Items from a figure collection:
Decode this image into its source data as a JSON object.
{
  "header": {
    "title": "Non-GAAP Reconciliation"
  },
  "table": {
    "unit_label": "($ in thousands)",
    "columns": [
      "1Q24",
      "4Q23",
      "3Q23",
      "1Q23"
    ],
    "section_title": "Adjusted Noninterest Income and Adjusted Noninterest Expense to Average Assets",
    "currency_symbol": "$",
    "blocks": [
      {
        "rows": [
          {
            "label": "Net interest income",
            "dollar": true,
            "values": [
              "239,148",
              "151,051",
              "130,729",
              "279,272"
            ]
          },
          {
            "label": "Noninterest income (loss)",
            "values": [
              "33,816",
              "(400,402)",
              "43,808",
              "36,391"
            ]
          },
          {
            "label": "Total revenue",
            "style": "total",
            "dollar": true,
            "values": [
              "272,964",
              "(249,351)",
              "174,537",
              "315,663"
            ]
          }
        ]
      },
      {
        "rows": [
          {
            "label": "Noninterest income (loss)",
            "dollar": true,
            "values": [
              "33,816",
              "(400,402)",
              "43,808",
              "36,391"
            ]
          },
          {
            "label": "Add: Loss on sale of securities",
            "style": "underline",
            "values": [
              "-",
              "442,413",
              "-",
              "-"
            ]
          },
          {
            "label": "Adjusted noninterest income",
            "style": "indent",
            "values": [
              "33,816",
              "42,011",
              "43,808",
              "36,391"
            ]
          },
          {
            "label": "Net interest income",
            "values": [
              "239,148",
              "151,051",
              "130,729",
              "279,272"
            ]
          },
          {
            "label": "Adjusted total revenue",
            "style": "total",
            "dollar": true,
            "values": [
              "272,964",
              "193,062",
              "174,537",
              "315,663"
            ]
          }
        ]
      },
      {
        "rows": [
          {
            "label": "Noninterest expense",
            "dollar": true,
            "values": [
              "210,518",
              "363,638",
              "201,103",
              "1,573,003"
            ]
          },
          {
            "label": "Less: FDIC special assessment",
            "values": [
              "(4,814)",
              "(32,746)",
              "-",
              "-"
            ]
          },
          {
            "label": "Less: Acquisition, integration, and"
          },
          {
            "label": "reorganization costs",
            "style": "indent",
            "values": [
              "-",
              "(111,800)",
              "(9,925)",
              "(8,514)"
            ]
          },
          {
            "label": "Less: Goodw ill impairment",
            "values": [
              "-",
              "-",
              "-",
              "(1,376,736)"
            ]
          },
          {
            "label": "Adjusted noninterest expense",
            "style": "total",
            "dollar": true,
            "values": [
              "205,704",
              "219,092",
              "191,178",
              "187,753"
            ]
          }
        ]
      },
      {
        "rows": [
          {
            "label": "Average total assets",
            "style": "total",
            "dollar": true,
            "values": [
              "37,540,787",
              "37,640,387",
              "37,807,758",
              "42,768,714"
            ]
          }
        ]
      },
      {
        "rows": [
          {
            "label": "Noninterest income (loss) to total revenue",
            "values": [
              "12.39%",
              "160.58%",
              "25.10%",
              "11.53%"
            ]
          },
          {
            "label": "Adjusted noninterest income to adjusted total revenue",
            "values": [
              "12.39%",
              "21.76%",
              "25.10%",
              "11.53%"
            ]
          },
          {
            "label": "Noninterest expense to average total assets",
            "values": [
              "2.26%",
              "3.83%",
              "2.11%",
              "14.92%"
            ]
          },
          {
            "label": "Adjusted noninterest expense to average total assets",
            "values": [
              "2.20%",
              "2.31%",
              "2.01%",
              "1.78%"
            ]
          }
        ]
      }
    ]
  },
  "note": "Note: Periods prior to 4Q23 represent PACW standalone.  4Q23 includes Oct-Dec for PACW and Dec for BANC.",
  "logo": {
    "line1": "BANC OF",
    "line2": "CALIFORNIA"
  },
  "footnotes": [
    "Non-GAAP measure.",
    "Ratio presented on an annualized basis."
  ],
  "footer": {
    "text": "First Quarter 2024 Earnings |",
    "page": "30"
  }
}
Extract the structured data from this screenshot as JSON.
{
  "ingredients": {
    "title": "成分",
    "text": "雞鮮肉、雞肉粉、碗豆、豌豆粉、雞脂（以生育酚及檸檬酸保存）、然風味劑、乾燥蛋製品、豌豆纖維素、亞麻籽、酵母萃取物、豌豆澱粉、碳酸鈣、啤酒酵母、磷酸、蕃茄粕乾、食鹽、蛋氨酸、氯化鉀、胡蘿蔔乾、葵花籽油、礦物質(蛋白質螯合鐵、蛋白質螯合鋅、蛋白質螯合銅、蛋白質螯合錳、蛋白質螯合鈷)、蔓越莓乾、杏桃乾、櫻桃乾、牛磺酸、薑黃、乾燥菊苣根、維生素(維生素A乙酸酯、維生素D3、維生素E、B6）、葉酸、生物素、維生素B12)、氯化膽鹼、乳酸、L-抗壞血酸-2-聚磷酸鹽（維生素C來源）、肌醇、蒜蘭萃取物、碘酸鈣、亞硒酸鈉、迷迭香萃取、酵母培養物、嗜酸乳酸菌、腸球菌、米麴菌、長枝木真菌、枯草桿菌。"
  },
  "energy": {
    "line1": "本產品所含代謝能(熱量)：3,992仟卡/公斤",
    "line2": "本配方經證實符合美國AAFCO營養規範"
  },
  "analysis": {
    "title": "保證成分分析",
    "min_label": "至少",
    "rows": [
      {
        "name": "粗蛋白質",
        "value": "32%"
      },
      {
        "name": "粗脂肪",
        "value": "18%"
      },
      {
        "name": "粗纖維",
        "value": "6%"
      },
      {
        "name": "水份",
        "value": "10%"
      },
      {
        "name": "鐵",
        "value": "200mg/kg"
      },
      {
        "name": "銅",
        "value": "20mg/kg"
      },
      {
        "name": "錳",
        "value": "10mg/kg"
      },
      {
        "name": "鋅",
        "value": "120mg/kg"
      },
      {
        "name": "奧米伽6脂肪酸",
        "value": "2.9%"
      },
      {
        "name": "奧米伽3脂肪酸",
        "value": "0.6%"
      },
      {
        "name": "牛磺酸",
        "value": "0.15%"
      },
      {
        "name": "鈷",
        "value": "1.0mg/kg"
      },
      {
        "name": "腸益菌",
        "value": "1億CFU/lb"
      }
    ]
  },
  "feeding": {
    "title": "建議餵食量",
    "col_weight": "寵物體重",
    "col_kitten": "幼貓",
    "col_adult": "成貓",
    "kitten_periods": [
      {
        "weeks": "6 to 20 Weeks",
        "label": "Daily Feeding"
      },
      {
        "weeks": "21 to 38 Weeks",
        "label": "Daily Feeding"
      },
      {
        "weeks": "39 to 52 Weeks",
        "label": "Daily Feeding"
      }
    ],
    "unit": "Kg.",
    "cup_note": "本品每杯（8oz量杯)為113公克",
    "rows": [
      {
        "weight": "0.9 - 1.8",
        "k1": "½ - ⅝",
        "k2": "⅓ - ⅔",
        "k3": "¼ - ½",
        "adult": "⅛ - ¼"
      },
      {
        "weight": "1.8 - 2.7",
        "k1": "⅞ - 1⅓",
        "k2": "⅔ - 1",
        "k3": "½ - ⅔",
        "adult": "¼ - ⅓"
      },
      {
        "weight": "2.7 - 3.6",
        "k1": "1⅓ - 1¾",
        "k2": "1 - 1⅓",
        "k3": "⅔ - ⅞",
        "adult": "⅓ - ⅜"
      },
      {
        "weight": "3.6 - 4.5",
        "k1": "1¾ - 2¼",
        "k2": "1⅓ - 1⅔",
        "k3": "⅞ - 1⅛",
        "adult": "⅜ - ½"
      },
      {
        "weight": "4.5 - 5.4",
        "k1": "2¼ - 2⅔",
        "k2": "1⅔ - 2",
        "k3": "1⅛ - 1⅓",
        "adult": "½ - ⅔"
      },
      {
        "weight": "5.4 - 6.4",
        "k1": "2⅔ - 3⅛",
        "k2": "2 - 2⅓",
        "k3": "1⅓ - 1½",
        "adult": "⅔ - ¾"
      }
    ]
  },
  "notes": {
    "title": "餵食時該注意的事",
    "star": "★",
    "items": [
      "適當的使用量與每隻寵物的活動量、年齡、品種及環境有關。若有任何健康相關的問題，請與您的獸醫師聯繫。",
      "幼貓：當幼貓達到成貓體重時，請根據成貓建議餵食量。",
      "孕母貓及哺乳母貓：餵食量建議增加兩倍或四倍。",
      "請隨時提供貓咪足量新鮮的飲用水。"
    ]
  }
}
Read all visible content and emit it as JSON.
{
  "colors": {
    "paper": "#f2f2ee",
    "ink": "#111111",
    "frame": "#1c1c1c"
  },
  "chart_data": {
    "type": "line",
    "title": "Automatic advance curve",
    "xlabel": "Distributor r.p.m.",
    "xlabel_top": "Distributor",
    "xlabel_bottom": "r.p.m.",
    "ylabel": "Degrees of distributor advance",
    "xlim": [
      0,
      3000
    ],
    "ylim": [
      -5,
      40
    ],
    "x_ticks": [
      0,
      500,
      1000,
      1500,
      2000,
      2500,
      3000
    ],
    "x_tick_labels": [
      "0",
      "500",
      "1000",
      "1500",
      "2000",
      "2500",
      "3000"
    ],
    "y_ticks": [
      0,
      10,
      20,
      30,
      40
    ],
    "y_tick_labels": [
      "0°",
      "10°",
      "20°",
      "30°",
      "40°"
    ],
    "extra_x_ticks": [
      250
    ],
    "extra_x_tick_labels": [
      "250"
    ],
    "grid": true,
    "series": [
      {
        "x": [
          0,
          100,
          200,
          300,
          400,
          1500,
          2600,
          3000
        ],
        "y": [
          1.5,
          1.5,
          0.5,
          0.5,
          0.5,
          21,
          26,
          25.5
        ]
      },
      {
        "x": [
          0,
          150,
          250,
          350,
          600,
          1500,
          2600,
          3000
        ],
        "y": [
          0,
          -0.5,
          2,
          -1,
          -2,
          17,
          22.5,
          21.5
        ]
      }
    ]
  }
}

INSTRUCTION:
Check each line above for the word "Less", and copy the lines where it appears.

TASK RESULT:
            "label": "Less: FDIC special assessment",
            "label": "Less: Acquisition, integration, and"
            "label": "Less: Goodw ill impairment",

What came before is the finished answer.